STATED GOAL
Quote the records that follow in full and exactly; leave out the pictures.

***

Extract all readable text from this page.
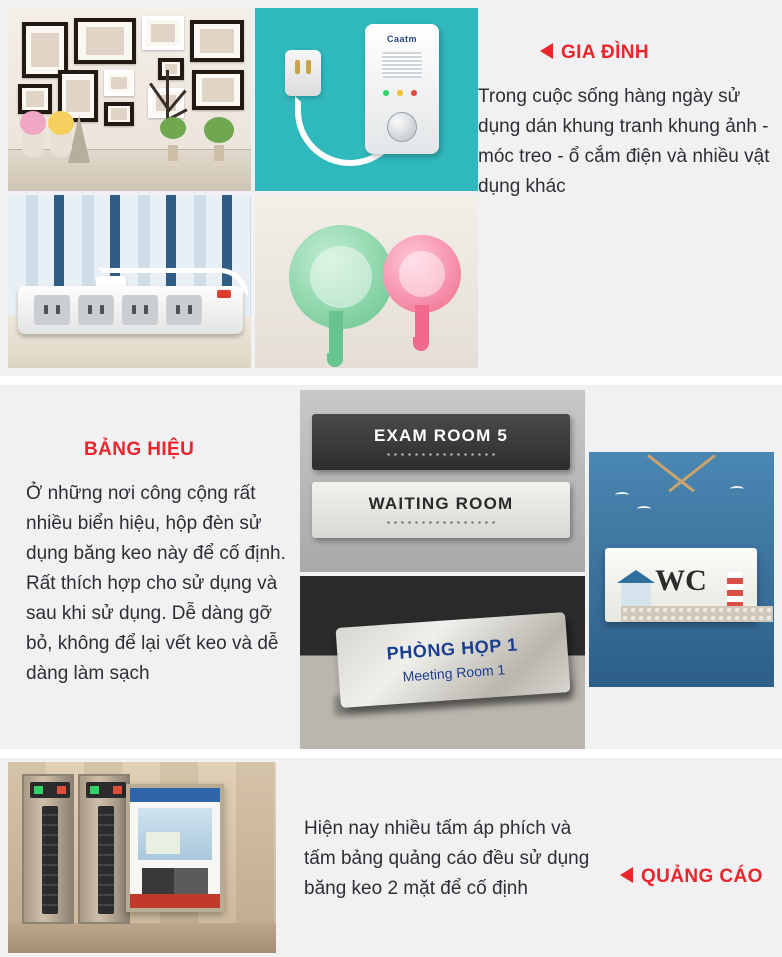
Caatm
GIA ĐÌNH
Trong cuộc sống hàng ngày sử dụng dán khung tranh khung ảnh - móc treo - ổ cắm điện và nhiều vật dụng khác
EXAM ROOM 5
WAITING ROOM
WC
PHÒNG HỌP 1
Meeting Room 1
BẢNG HIỆU
Ở những nơi công cộng rất nhiều biển hiệu, hộp đèn sử dụng băng keo này để cố định. Rất thích hợp cho sử dụng và sau khi sử dụng. Dễ dàng gỡ bỏ, không để lại vết keo và dễ dàng làm sạch
Hiện nay nhiều tấm áp phích và tấm bảng quảng cáo đều sử dụng băng keo 2 mặt để cố định
QUẢNG CÁO
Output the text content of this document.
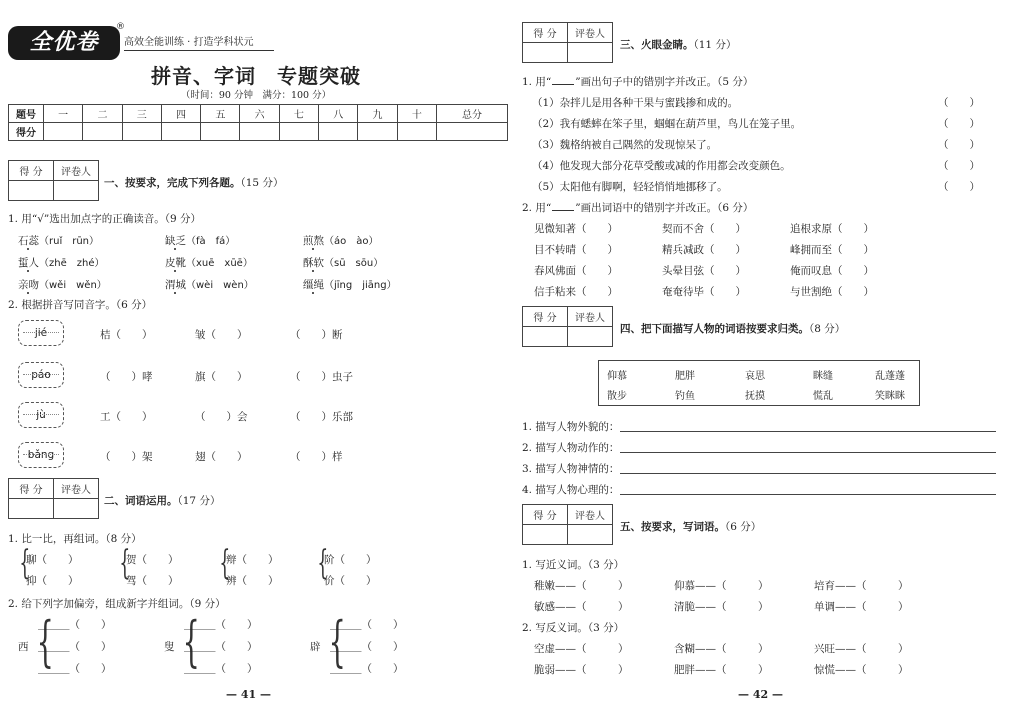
全优卷
®
高效全能训练 · 打造学科状元
拼音、字词　专题突破
（时间：90 分钟　满分：100 分）
题号	一	二	三	四	五	六	七	八	九	十	总分
得分											
得 分	评卷人

一、按要求，完成下列各题。（15 分）
1. 用“√”选出加点字的正确读音。（9 分）
石蕊（ruǐ　rūn）	缺乏（fà　fá）	煎熬（áo　ào）
蜇人（zhē　zhé）	皮靴（xuē　xūē）	酥软（sū　sōu）
亲吻（wěi　wěn）	渭城（wèi　wèn）	缰绳（jīng　jiāng）
2. 根据拼音写同音字。（6 分）
jié	桔（　　）	皱（　　）	（　　）断
páo	（　　）哮	旗（　　）	（　　）虫子
jù	工（　　）	（　　）会	（　　）乐部
bǎng	（　　）架	翅（　　）	（　　）样
得 分	评卷人

二、词语运用。（17 分）
1. 比一比，再组词。（8 分）
{
聊（　　）
抑（　　） {
贺（　　）
驾（　　） {
辩（　　）
辨（　　） {
阶（　　）
价（　　）
2. 给下列字加偏旁，组成新字并组词。（9 分）
西 {
＿＿＿（　　）
＿＿＿（　　）
＿＿＿（　　）
叟 {
＿＿＿（　　）
＿＿＿（　　）
＿＿＿（　　）
辟 {
＿＿＿（　　）
＿＿＿（　　）
＿＿＿（　　）
— 41 —
得 分	评卷人

三、火眼金睛。（11 分）
1. 用“ ”画出句子中的错别字并改正。（5 分）
（1）杂拌儿是用各种干果与蜜践掺和成的。	（　　）
（2）我有蟋蟀在笨子里，蝈蝈在葫芦里，鸟儿在笼子里。	（　　）
（3）魏格纳被自己隅然的发现惊呆了。	（　　）
（4）他发现大部分花草受酸或减的作用都会改变颜色。	（　　）
（5）太阳他有脚啊，轻轻悄悄地挪移了。	（　　）
2. 用“ ”画出词语中的错别字并改正。（6 分）
见微知著（　　）	契而不舍（　　）	追根求原（　　）
目不转晴（　　）	精兵减政（　　）	峰拥而至（　　）
春风佛面（　　）	头晕目弦（　　）	俺而叹息（　　）
信手粘来（　　）	奄奄待毕（　　）	与世割绝（　　）
得 分	评卷人

四、把下面描写人物的词语按要求归类。（8 分）
仰慕	肥胖	哀思	眯缝	乱蓬蓬
散步	钓鱼	抚摸	慌乱	笑眯眯
1. 描写人物外貌的：
2. 描写人物动作的：
3. 描写人物神情的：
4. 描写人物心理的：
得 分	评卷人

五、按要求，写词语。（6 分）
1. 写近义词。（3 分）
稚嫩——（　　　）	仰慕——（　　　）	培育——（　　　）
敏感——（　　　）	清脆——（　　　）	单调——（　　　）
2. 写反义词。（3 分）
空虚——（　　　）	含糊——（　　　）	兴旺——（　　　）
脆弱——（　　　）	肥胖——（　　　）	惊慌——（　　　）
— 42 —
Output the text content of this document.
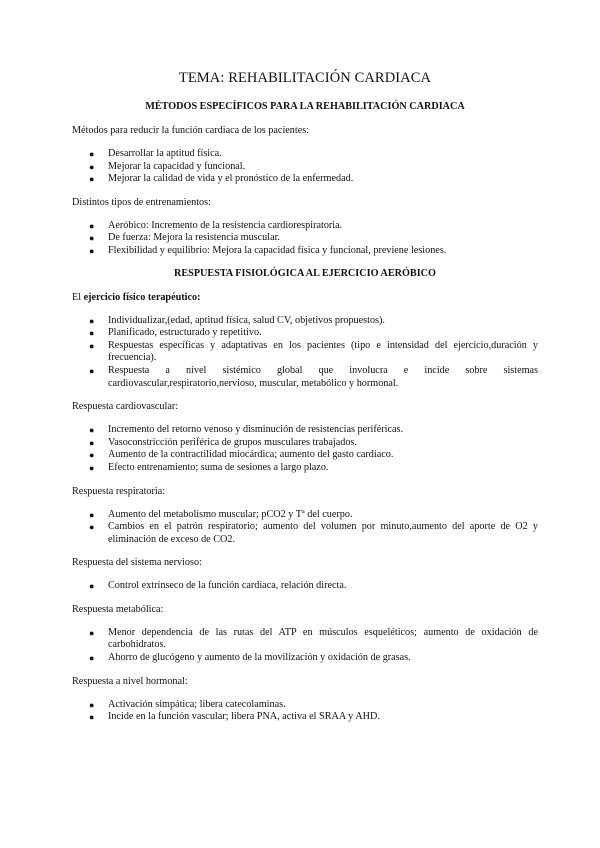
TEMA: REHABILITACIÓN CARDIACA
MÉTODOS ESPECÍFICOS PARA LA REHABILITACIÓN CARDIACA

Métodos para reducir la función cardiaca de los pacientes:

● Desarrollar la aptitud física.
● Mejorar la capacidad y funcional.
● Mejorar la calidad de vida y el pronóstico de la enfermedad.

Distintos tipos de entrenamientos:

● Aeróbico: Incremento de la resistencia cardiorespiratoria.
● De fuerza: Mejora la resistencia muscular.
● Flexibilidad y equilibrio: Mejora la capacidad física y funcional, previene lesiones.
RESPUESTA FISIOLÓGICA AL EJERCICIO AERÓBICO

El ejercicio físico terapéutico:

● Individualizar,(edad, aptitud física, salud CV, objetivos propuestos).
● Planificado, estructurado y repetitivo.
● Respuestas específicas y adaptativas en los pacientes (tipo e intensidad del ejercicio,duración y frecuencia).
● Respuesta a nivel sistémico global que involucra e incide sobre sistemas cardiovascular,respiratorio,nervioso, muscular, metabólico y hormonal.

Respuesta cardiovascular:

● Incremento del retorno venoso y disminución de resistencias periféricas.
● Vasoconstricción periférica de grupos musculares trabajados.
● Aumento de la contractilidad miocárdica; aumento del gasto cardiaco.
● Efecto entrenamiento; suma de sesiones a largo plazo.

Respuesta respiratoria:

● Aumento del metabolismo muscular; pCO2 y Tª del cuerpo.
● Cambios en el patrón respiratorio; aumento del volumen por minuto,aumento del aporte de O2 y eliminación de exceso de CO2.

Respuesta del sistema nervioso:

● Control extrínseco de la función cardiaca, relación directa.

Respuesta metabólica:

● Menor dependencia de las rutas del ATP en músculos esqueléticos; aumento de oxidación de carbohidratos.
● Ahorro de glucógeno y aumento de la movilización y oxidación de grasas.

Respuesta a nivel hormonal:

● Activación simpática; libera catecolaminas.
● Incide en la función vascular; libera PNA, activa el SRAA y AHD.
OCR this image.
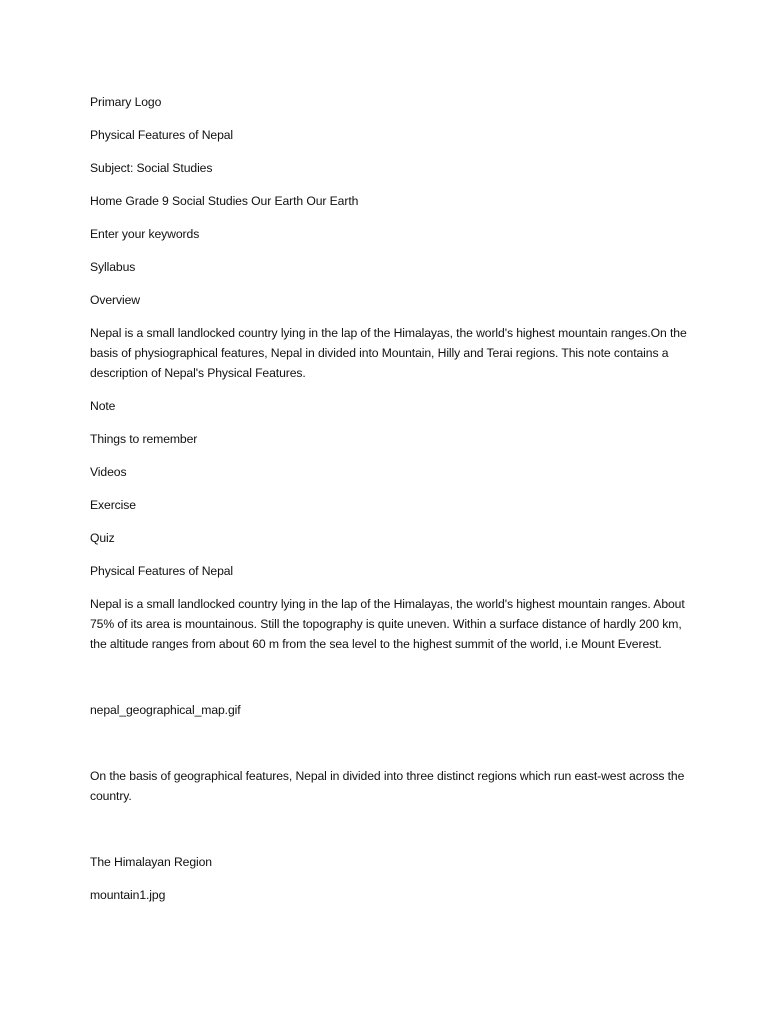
Primary Logo
Physical Features of Nepal
Subject: Social Studies
Home Grade 9 Social Studies Our Earth Our Earth
Enter your keywords
Syllabus
Overview
Nepal is a small landlocked country lying in the lap of the Himalayas, the world's highest mountain ranges.On the basis of physiographical features, Nepal in divided into Mountain, Hilly and Terai regions. This note contains a description of Nepal's Physical Features.
Note
Things to remember
Videos
Exercise
Quiz
Physical Features of Nepal
Nepal is a small landlocked country lying in the lap of the Himalayas, the world's highest mountain ranges. About 75% of its area is mountainous. Still the topography is quite uneven. Within a surface distance of hardly 200 km, the altitude ranges from about 60 m from the sea level to the highest summit of the world, i.e Mount Everest.
nepal_geographical_map.gif
On the basis of geographical features, Nepal in divided into three distinct regions which run east-west across the country.
The Himalayan Region
mountain1.jpg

***

SOLUTION FOR THIS EXERCISE
Extract all readable text from this page.
Caatm
GIA ĐÌNH
Trong cuộc sống hàng ngày sử dụng dán khung tranh khung ảnh - móc treo - ổ cắm điện và nhiều vật dụng khác
EXAM ROOM 5
WAITING ROOM
WC
PHÒNG HỌP 1
Meeting Room 1
BẢNG HIỆU
Ở những nơi công cộng rất nhiều biển hiệu, hộp đèn sử dụng băng keo này để cố định. Rất thích hợp cho sử dụng và sau khi sử dụng. Dễ dàng gỡ bỏ, không để lại vết keo và dễ dàng làm sạch
Hiện nay nhiều tấm áp phích và tấm bảng quảng cáo đều sử dụng băng keo 2 mặt để cố định
QUẢNG CÁO
Output the text content of this document.
全优卷
®
高效全能训练 · 打造学科状元
拼音、字词　专题突破
（时间：90 分钟　满分：100 分）
题号	一	二	三	四	五	六	七	八	九	十	总分
得分											
得 分	评卷人

一、按要求，完成下列各题。（15 分）
1. 用“√”选出加点字的正确读音。（9 分）
石蕊（ruǐ　rūn）	缺乏（fà　fá）	煎熬（áo　ào）
蜇人（zhē　zhé）	皮靴（xuē　xūē）	酥软（sū　sōu）
亲吻（wěi　wěn）	渭城（wèi　wèn）	缰绳（jīng　jiāng）
2. 根据拼音写同音字。（6 分）
jié	桔（　　）	皱（　　）	（　　）断
páo	（　　）哮	旗（　　）	（　　）虫子
jù	工（　　）	（　　）会	（　　）乐部
bǎng	（　　）架	翅（　　）	（　　）样
得 分	评卷人

二、词语运用。（17 分）
1. 比一比，再组词。（8 分）
{
聊（　　）
抑（　　） {
贺（　　）
驾（　　） {
辩（　　）
辨（　　） {
阶（　　）
价（　　）
2. 给下列字加偏旁，组成新字并组词。（9 分）
西 {
＿＿＿（　　）
＿＿＿（　　）
＿＿＿（　　）
叟 {
＿＿＿（　　）
＿＿＿（　　）
＿＿＿（　　）
辟 {
＿＿＿（　　）
＿＿＿（　　）
＿＿＿（　　）
— 41 —
得 分	评卷人

三、火眼金睛。（11 分）
1. 用“ ”画出句子中的错别字并改正。（5 分）
（1）杂拌儿是用各种干果与蜜践掺和成的。	（　　）
（2）我有蟋蟀在笨子里，蝈蝈在葫芦里，鸟儿在笼子里。	（　　）
（3）魏格纳被自己隅然的发现惊呆了。	（　　）
（4）他发现大部分花草受酸或减的作用都会改变颜色。	（　　）
（5）太阳他有脚啊，轻轻悄悄地挪移了。	（　　）
2. 用“ ”画出词语中的错别字并改正。（6 分）
见微知著（　　）	契而不舍（　　）	追根求原（　　）
目不转晴（　　）	精兵减政（　　）	峰拥而至（　　）
春风佛面（　　）	头晕目弦（　　）	俺而叹息（　　）
信手粘来（　　）	奄奄待毕（　　）	与世割绝（　　）
得 分	评卷人

四、把下面描写人物的词语按要求归类。（8 分）
仰慕	肥胖	哀思	眯缝	乱蓬蓬
散步	钓鱼	抚摸	慌乱	笑眯眯
1. 描写人物外貌的：
2. 描写人物动作的：
3. 描写人物神情的：
4. 描写人物心理的：
得 分	评卷人

五、按要求，写词语。（6 分）
1. 写近义词。（3 分）
稚嫩——（　　　）	仰慕——（　　　）	培育——（　　　）
敏感——（　　　）	清脆——（　　　）	单调——（　　　）
2. 写反义词。（3 分）
空虚——（　　　）	含糊——（　　　）	兴旺——（　　　）
脆弱——（　　　）	肥胖——（　　　）	惊慌——（　　　）
— 42 —
Output the text content of this document.
TEMA: REHABILITACIÓN CARDIACA
MÉTODOS ESPECÍFICOS PARA LA REHABILITACIÓN CARDIACA

Métodos para reducir la función cardiaca de los pacientes:

● Desarrollar la aptitud física.
● Mejorar la capacidad y funcional.
● Mejorar la calidad de vida y el pronóstico de la enfermedad.

Distintos tipos de entrenamientos:

● Aeróbico: Incremento de la resistencia cardiorespiratoria.
● De fuerza: Mejora la resistencia muscular.
● Flexibilidad y equilibrio: Mejora la capacidad física y funcional, previene lesiones.
RESPUESTA FISIOLÓGICA AL EJERCICIO AERÓBICO

El ejercicio físico terapéutico:

● Individualizar,(edad, aptitud física, salud CV, objetivos propuestos).
● Planificado, estructurado y repetitivo.
● Respuestas específicas y adaptativas en los pacientes (tipo e intensidad del ejercicio,duración y frecuencia).
● Respuesta a nivel sistémico global que involucra e incide sobre sistemas cardiovascular,respiratorio,nervioso, muscular, metabólico y hormonal.

Respuesta cardiovascular:

● Incremento del retorno venoso y disminución de resistencias periféricas.
● Vasoconstricción periférica de grupos musculares trabajados.
● Aumento de la contractilidad miocárdica; aumento del gasto cardiaco.
● Efecto entrenamiento; suma de sesiones a largo plazo.

Respuesta respiratoria:

● Aumento del metabolismo muscular; pCO2 y Tª del cuerpo.
● Cambios en el patrón respiratorio; aumento del volumen por minuto,aumento del aporte de O2 y eliminación de exceso de CO2.

Respuesta del sistema nervioso:

● Control extrínseco de la función cardiaca, relación directa.

Respuesta metabólica:

● Menor dependencia de las rutas del ATP en músculos esqueléticos; aumento de oxidación de carbohidratos.
● Ahorro de glucógeno y aumento de la movilización y oxidación de grasas.

Respuesta a nivel hormonal:

● Activación simpática; libera catecolaminas.
● Incide en la función vascular; libera PNA, activa el SRAA y AHD.
OCR this image.
Primary Logo
Physical Features of Nepal
Subject: Social Studies
Home Grade 9 Social Studies Our Earth Our Earth
Enter your keywords
Syllabus
Overview
Nepal is a small landlocked country lying in the lap of the Himalayas, the world's highest mountain ranges.On the basis of physiographical features, Nepal in divided into Mountain, Hilly and Terai regions. This note contains a description of Nepal's Physical Features.
Note
Things to remember
Videos
Exercise
Quiz
Physical Features of Nepal
Nepal is a small landlocked country lying in the lap of the Himalayas, the world's highest mountain ranges. About 75% of its area is mountainous. Still the topography is quite uneven. Within a surface distance of hardly 200 km, the altitude ranges from about 60 m from the sea level to the highest summit of the world, i.e Mount Everest.
nepal_geographical_map.gif
On the basis of geographical features, Nepal in divided into three distinct regions which run east-west across the country.
The Himalayan Region
mountain1.jpg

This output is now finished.